* Your goal
Search the listing for the string "zawieszką" and copy every line that contains it.
──────────
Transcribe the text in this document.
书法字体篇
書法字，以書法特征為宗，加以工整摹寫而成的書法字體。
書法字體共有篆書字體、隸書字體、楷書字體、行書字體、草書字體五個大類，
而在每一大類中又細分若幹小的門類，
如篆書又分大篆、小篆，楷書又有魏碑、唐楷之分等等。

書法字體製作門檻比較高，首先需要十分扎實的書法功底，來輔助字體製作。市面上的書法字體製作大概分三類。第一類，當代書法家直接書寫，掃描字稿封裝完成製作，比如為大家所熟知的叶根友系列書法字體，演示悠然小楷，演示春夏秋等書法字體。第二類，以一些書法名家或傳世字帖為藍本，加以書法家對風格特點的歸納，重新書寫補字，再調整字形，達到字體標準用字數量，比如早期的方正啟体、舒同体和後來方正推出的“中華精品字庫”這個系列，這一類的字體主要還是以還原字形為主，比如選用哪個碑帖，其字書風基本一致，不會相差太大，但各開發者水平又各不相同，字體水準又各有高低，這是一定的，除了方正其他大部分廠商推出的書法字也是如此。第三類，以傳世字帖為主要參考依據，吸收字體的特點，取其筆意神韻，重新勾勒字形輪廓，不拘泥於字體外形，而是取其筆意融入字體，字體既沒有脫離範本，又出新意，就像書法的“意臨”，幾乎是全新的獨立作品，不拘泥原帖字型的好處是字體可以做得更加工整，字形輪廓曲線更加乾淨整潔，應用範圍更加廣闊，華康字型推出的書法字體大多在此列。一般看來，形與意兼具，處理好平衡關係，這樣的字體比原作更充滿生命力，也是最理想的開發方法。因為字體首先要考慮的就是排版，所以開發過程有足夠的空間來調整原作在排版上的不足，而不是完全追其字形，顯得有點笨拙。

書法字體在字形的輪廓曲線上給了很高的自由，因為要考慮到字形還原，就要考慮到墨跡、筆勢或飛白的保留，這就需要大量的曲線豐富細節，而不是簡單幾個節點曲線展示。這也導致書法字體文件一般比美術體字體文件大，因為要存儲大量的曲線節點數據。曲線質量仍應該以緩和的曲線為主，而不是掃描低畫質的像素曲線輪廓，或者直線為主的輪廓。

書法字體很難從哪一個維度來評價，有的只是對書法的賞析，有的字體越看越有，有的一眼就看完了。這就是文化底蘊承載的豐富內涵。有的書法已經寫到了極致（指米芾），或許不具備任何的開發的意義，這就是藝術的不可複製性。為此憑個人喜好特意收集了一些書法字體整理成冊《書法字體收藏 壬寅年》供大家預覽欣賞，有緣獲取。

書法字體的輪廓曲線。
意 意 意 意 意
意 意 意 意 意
──────────
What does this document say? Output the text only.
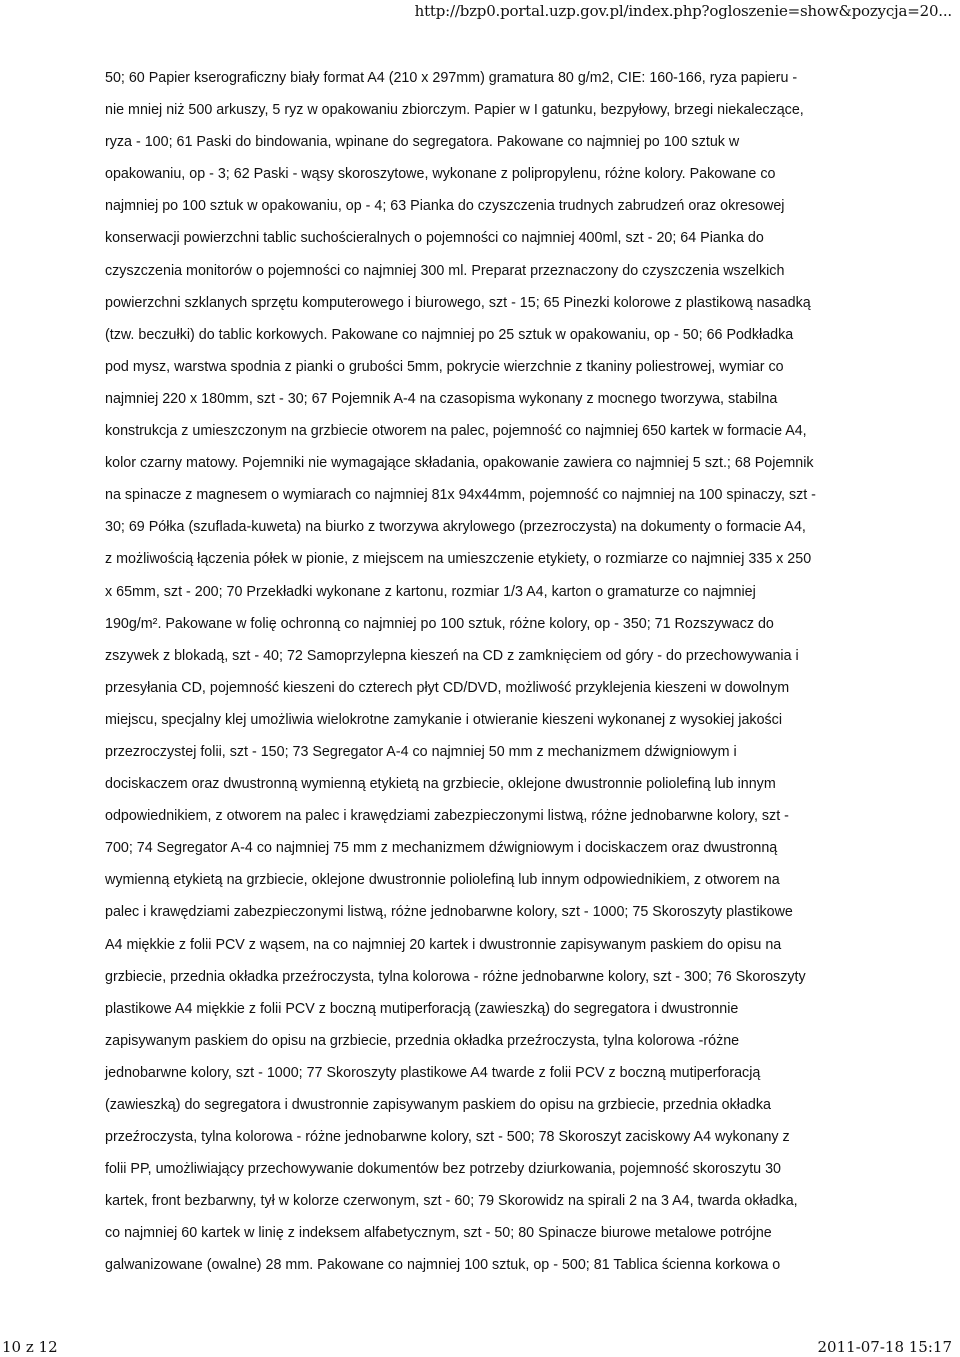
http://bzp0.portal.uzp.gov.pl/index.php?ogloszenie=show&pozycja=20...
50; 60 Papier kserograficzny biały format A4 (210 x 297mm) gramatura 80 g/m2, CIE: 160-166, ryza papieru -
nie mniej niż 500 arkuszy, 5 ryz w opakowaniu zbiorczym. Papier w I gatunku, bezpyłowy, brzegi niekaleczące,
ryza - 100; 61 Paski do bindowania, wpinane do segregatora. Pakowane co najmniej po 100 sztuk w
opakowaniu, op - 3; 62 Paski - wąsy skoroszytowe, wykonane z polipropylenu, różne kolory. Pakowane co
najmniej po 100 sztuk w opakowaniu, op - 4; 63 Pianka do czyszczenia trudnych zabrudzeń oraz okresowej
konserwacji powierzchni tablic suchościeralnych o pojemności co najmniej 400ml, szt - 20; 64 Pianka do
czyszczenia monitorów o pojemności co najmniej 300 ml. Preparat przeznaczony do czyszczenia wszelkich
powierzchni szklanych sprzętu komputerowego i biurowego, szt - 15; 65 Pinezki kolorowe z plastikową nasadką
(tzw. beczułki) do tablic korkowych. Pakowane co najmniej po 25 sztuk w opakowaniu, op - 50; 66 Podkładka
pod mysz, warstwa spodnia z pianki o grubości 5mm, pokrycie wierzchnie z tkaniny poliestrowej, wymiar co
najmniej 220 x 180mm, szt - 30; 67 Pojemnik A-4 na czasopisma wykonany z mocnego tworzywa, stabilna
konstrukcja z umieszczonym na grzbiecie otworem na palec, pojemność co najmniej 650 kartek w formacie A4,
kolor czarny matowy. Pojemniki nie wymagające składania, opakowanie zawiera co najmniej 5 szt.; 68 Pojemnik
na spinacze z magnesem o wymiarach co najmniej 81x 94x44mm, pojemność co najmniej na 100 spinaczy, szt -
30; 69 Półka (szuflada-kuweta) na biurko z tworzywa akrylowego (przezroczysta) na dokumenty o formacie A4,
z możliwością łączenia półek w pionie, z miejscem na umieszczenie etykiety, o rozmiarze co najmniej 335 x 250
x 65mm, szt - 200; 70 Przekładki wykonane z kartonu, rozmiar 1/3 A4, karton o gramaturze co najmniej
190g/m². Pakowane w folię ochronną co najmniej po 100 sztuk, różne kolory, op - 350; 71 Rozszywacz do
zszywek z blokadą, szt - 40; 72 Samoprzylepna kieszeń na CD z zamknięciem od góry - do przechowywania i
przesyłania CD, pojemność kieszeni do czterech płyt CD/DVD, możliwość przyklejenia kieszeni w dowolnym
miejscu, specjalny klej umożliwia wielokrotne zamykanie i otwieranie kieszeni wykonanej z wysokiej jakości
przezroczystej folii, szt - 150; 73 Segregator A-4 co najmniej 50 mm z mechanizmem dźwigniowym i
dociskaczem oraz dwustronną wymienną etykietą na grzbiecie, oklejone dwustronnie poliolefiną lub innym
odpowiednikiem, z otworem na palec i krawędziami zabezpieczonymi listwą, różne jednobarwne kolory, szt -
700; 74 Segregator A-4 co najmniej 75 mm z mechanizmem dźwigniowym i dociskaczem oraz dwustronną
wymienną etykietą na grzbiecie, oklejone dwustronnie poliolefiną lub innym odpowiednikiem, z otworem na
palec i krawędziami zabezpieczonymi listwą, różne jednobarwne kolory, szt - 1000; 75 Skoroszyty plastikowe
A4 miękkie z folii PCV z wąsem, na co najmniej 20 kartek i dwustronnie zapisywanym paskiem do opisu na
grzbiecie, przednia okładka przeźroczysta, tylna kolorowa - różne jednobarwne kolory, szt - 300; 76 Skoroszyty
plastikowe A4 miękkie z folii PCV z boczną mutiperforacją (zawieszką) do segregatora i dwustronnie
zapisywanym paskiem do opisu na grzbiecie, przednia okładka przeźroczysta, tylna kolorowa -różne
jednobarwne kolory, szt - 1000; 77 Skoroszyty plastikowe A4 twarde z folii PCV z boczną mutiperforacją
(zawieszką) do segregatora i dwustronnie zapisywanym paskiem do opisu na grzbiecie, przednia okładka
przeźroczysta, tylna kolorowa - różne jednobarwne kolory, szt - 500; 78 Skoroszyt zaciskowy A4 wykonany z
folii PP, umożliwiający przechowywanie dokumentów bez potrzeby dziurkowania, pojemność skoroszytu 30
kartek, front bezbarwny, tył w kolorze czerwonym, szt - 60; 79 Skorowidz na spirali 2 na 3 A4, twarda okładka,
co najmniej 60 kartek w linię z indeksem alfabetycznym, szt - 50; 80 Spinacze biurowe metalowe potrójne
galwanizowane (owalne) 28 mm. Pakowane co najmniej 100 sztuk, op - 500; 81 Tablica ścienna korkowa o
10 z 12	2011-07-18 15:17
──────────
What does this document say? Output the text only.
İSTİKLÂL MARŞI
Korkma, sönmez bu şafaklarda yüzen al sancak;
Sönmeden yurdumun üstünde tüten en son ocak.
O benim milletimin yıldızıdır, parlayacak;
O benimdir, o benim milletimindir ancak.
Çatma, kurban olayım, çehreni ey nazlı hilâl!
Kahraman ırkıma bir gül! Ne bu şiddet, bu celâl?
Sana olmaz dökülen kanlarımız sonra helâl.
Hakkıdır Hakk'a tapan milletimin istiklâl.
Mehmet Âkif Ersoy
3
──────────
* Solution to the exercise
plastikowe A4 miękkie z folii PCV z boczną mutiperforacją (zawieszką) do segregatora i dwustronnie
(zawieszką) do segregatora i dwustronnie zapisywanym paskiem do opisu na grzbiecie, przednia okładka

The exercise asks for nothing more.